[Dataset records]
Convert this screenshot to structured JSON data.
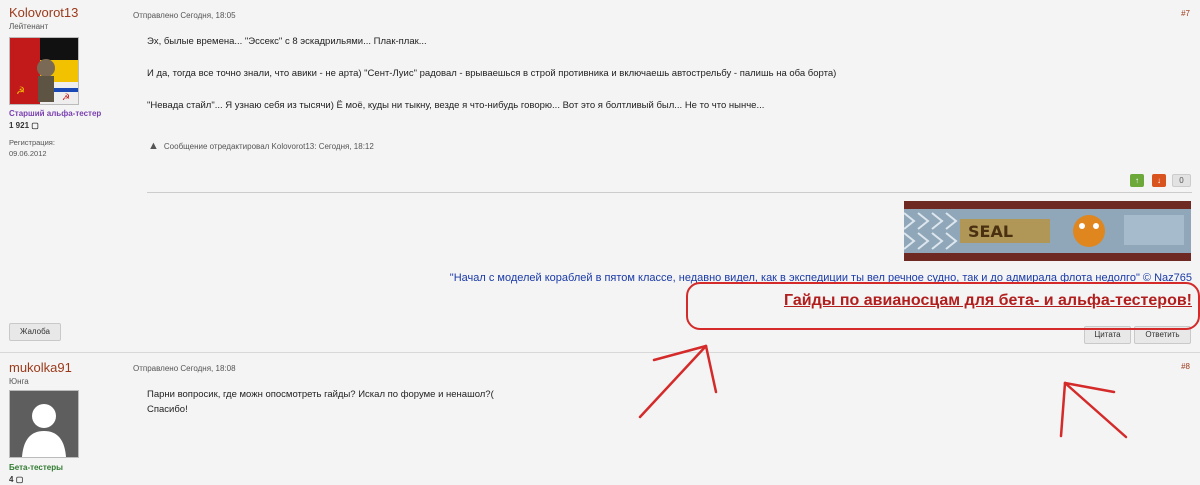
{
  "posts": [
    {
      "username": "Kolovorot13",
      "rank": "Лейтенант",
      "group": "Старший альфа-тестер",
      "count": "1 921",
      "reg_label": "Регистрация:",
      "reg_date": "09.06.2012",
      "meta": "Отправлено Сегодня, 18:05",
      "number": "#7",
      "lines": [
        "Эх, былые времена... \"Эссекс\" с 8 эскадрильями... Плак-плак...",
        "И да, тогда все точно знали, что авики - не арта) \"Сент-Луис\" радовал - врываешься в строй противника и включаешь автострельбу - палишь на оба борта)",
        "\"Невада стайл\"... Я узнаю себя из тысячи) Ё моё, куды ни тыкну, везде я что-нибудь говорю... Вот это я болтливый был... Не то что нынче..."
      ],
      "edited": "Сообщение отредактировал Kolovorot13: Сегодня, 18:12",
      "vote_count": "0",
      "banner_text": "SEAL",
      "signature_quote": "\"Начал с моделей кораблей в пятом классе, недавно видел, как в экспедиции ты вел речное судно, так и до адмирала флота недолго\" © Naz765",
      "signature_link": "Гайды по авианосцам для бета- и альфа-тестеров!",
      "report": "Жалоба",
      "quote_btn": "Цитата",
      "reply_btn": "Ответить"
    },
    {
      "username": "mukolka91",
      "rank": "Юнга",
      "group": "Бета-тестеры",
      "count": "4",
      "meta": "Отправлено Сегодня, 18:08",
      "number": "#8",
      "lines": [
        "Парни вопросик, где можн опосмотреть гайды? Искал по форуме и ненашол?(",
        "Спасибо!"
      ]
    }
  ],
  "colors": {
    "username": "#9b3a1a",
    "annotation": "#d42a2a",
    "quote": "#1a3aa8",
    "group1": "#7a3fb0",
    "group2": "#2f7a2f"
  }
}
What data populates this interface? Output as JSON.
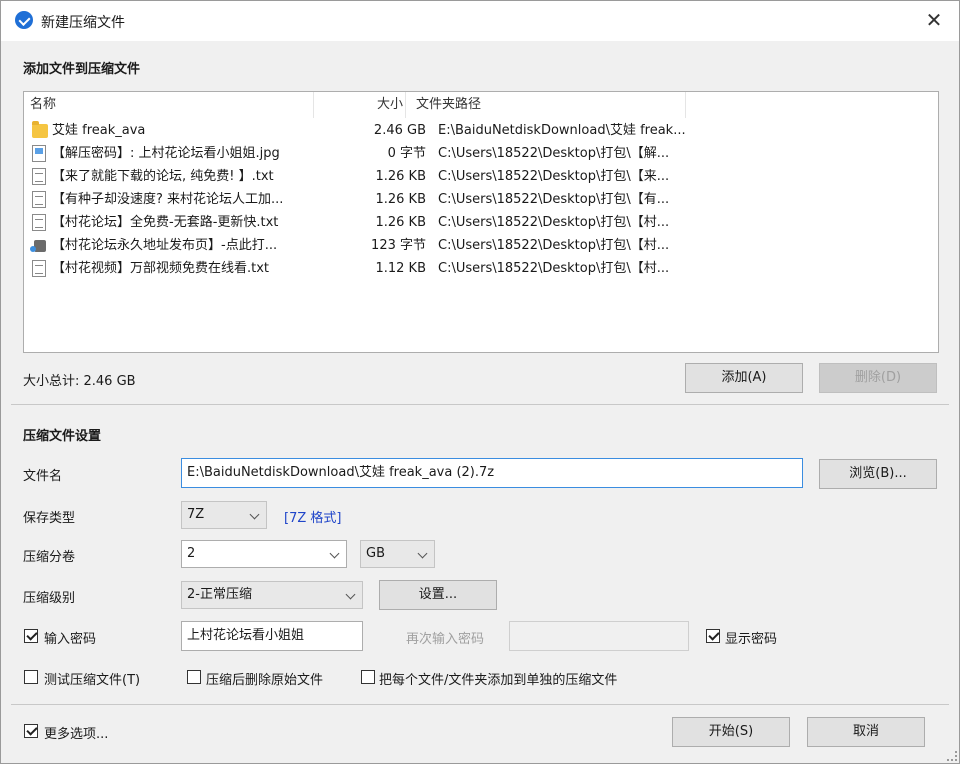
{
  "window": {
    "title": "新建压缩文件",
    "close_glyph": "✕"
  },
  "add_section": {
    "title": "添加文件到压缩文件"
  },
  "file_list": {
    "columns": {
      "name": "名称",
      "size": "大小",
      "path": "文件夹路径"
    },
    "rows": [
      {
        "icon": "folder-icon",
        "name": "艾娃 freak_ava",
        "size": "2.46 GB",
        "path": "E:\\BaiduNetdiskDownload\\艾娃 freak..."
      },
      {
        "icon": "image-file-icon",
        "name": "【解压密码】: 上村花论坛看小姐姐.jpg",
        "size": "0 字节",
        "path": "C:\\Users\\18522\\Desktop\\打包\\【解..."
      },
      {
        "icon": "text-file-icon",
        "name": "【来了就能下载的论坛, 纯免费! 】.txt",
        "size": "1.26 KB",
        "path": "C:\\Users\\18522\\Desktop\\打包\\【来..."
      },
      {
        "icon": "text-file-icon",
        "name": "【有种子却没速度? 来村花论坛人工加...",
        "size": "1.26 KB",
        "path": "C:\\Users\\18522\\Desktop\\打包\\【有..."
      },
      {
        "icon": "text-file-icon",
        "name": "【村花论坛】全免费-无套路-更新快.txt",
        "size": "1.26 KB",
        "path": "C:\\Users\\18522\\Desktop\\打包\\【村..."
      },
      {
        "icon": "url-shortcut-icon",
        "name": "【村花论坛永久地址发布页】-点此打...",
        "size": "123 字节",
        "path": "C:\\Users\\18522\\Desktop\\打包\\【村..."
      },
      {
        "icon": "text-file-icon",
        "name": "【村花视频】万部视频免费在线看.txt",
        "size": "1.12 KB",
        "path": "C:\\Users\\18522\\Desktop\\打包\\【村..."
      }
    ]
  },
  "summary": {
    "total_size": "大小总计: 2.46 GB",
    "add_button": "添加(A)",
    "delete_button": "删除(D)"
  },
  "settings": {
    "title": "压缩文件设置",
    "filename_label": "文件名",
    "filename_value": "E:\\BaiduNetdiskDownload\\艾娃 freak_ava (2).7z",
    "browse_button": "浏览(B)...",
    "type_label": "保存类型",
    "type_value": "7Z",
    "type_format_link": "[7Z 格式]",
    "split_label": "压缩分卷",
    "split_value": "2",
    "split_unit": "GB",
    "level_label": "压缩级别",
    "level_value": "2-正常压缩",
    "settings_button": "设置...",
    "password_checkbox_label": "输入密码",
    "password_checked": true,
    "password_value": "上村花论坛看小姐姐",
    "repeat_password_label": "再次输入密码",
    "repeat_password_value": "",
    "show_password_label": "显示密码",
    "show_password_checked": true,
    "test_archive_label": "测试压缩文件(T)",
    "test_archive_checked": false,
    "delete_after_label": "压缩后删除原始文件",
    "delete_after_checked": false,
    "separate_archives_label": "把每个文件/文件夹添加到单独的压缩文件",
    "separate_archives_checked": false
  },
  "footer": {
    "more_options_label": "更多选项...",
    "more_options_checked": true,
    "start_button": "开始(S)",
    "cancel_button": "取消"
  },
  "colors": {
    "accent": "#1f6fd6",
    "link": "#1f45c9",
    "background": "#f0f0f0"
  }
}
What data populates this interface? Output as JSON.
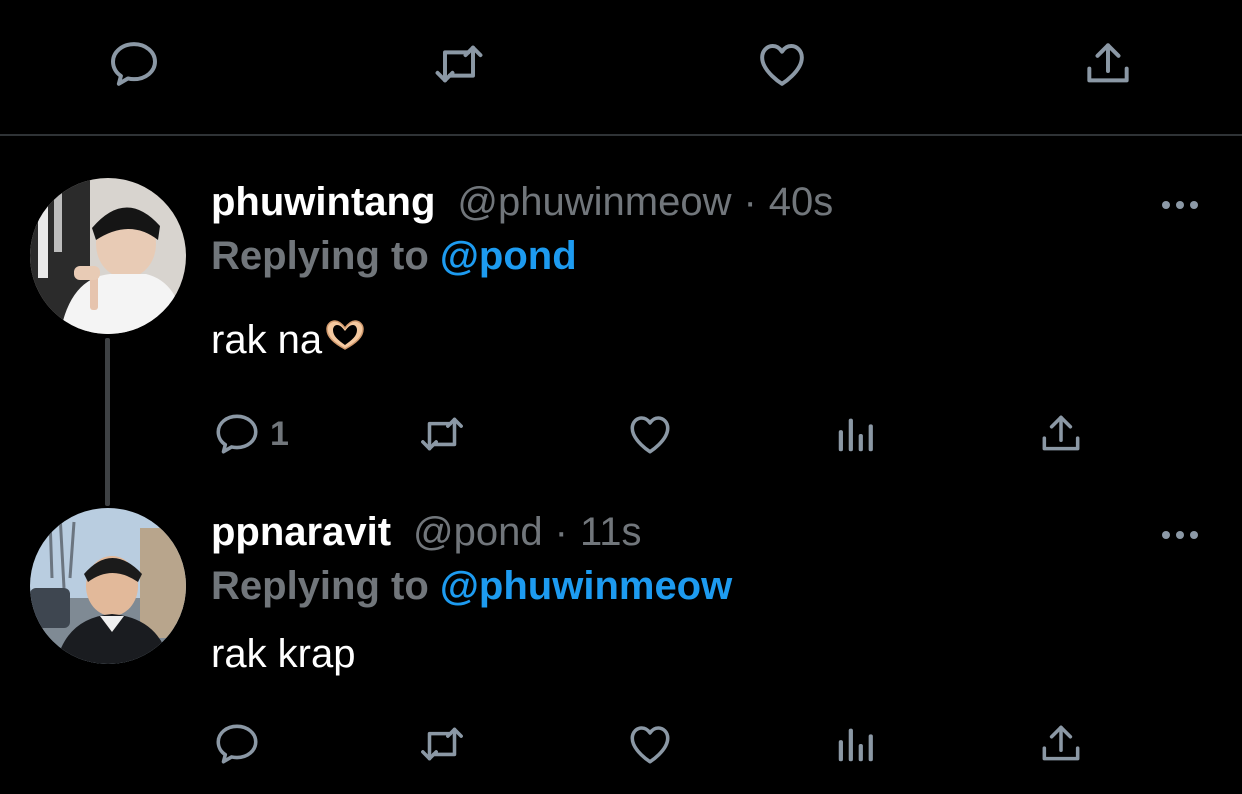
{
  "top_actions": {
    "icons": [
      "reply-icon",
      "retweet-icon",
      "like-icon",
      "share-icon"
    ]
  },
  "tweets": [
    {
      "display_name": "phuwintang",
      "handle": "@phuwinmeow",
      "separator": "·",
      "time": "40s",
      "replying_prefix": "Replying to",
      "replying_to": "@pond",
      "text": "rak na",
      "emoji": "heart-hands-emoji",
      "reply_count": "1",
      "actions": [
        "reply-icon",
        "retweet-icon",
        "like-icon",
        "views-icon",
        "share-icon"
      ]
    },
    {
      "display_name": "ppnaravit",
      "handle": "@pond",
      "separator": "·",
      "time": "11s",
      "replying_prefix": "Replying to",
      "replying_to": "@phuwinmeow",
      "text": "rak krap",
      "reply_count": "",
      "actions": [
        "reply-icon",
        "retweet-icon",
        "like-icon",
        "views-icon",
        "share-icon"
      ]
    }
  ],
  "colors": {
    "background": "#000000",
    "text_primary": "#ffffff",
    "text_secondary": "#71767b",
    "accent": "#1d9bf0",
    "divider": "#2f3336"
  }
}
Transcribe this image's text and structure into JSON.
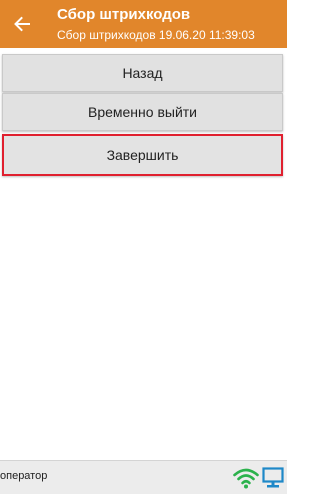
{
  "header": {
    "title": "Сбор штрихкодов",
    "subtitle": "Сбор штрихкодов 19.06.20 11:39:03",
    "back_icon": "arrow-left-icon",
    "background_color": "#e1862b"
  },
  "menu": {
    "back_label": "Назад",
    "exit_label": "Временно выйти",
    "finish_label": "Завершить",
    "highlight_color": "#e0202f"
  },
  "statusbar": {
    "user_label": "оператор",
    "wifi_icon": "wifi-icon",
    "monitor_icon": "monitor-icon",
    "wifi_color": "#2bb24c",
    "monitor_color": "#1e88c8"
  }
}
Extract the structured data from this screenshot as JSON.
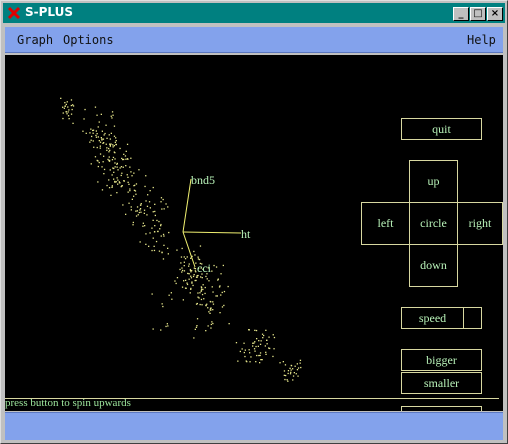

**WORK TO BE COMPLETED**: Leave out each picture and extract the lines from the one containing "Transcribe this image's" through the end of the records above, inclusive, exactly as they stand.

**RESULT FOR THIS EXERCISE**:
Transcribe this image's text and structure into JSON.
{
  "header": {
    "title": "Сбор штрихкодов",
    "subtitle": "Сбор штрихкодов 19.06.20 11:39:03",
    "back_icon": "arrow-left-icon",
    "background_color": "#e1862b"
  },
  "menu": {
    "back_label": "Назад",
    "exit_label": "Временно выйти",
    "finish_label": "Завершить",
    "highlight_color": "#e0202f"
  },
  "statusbar": {
    "user_label": "оператор",
    "wifi_icon": "wifi-icon",
    "monitor_icon": "monitor-icon",
    "wifi_color": "#2bb24c",
    "monitor_color": "#1e88c8"
  }
}
Extract the structured data from this screenshot as JSON.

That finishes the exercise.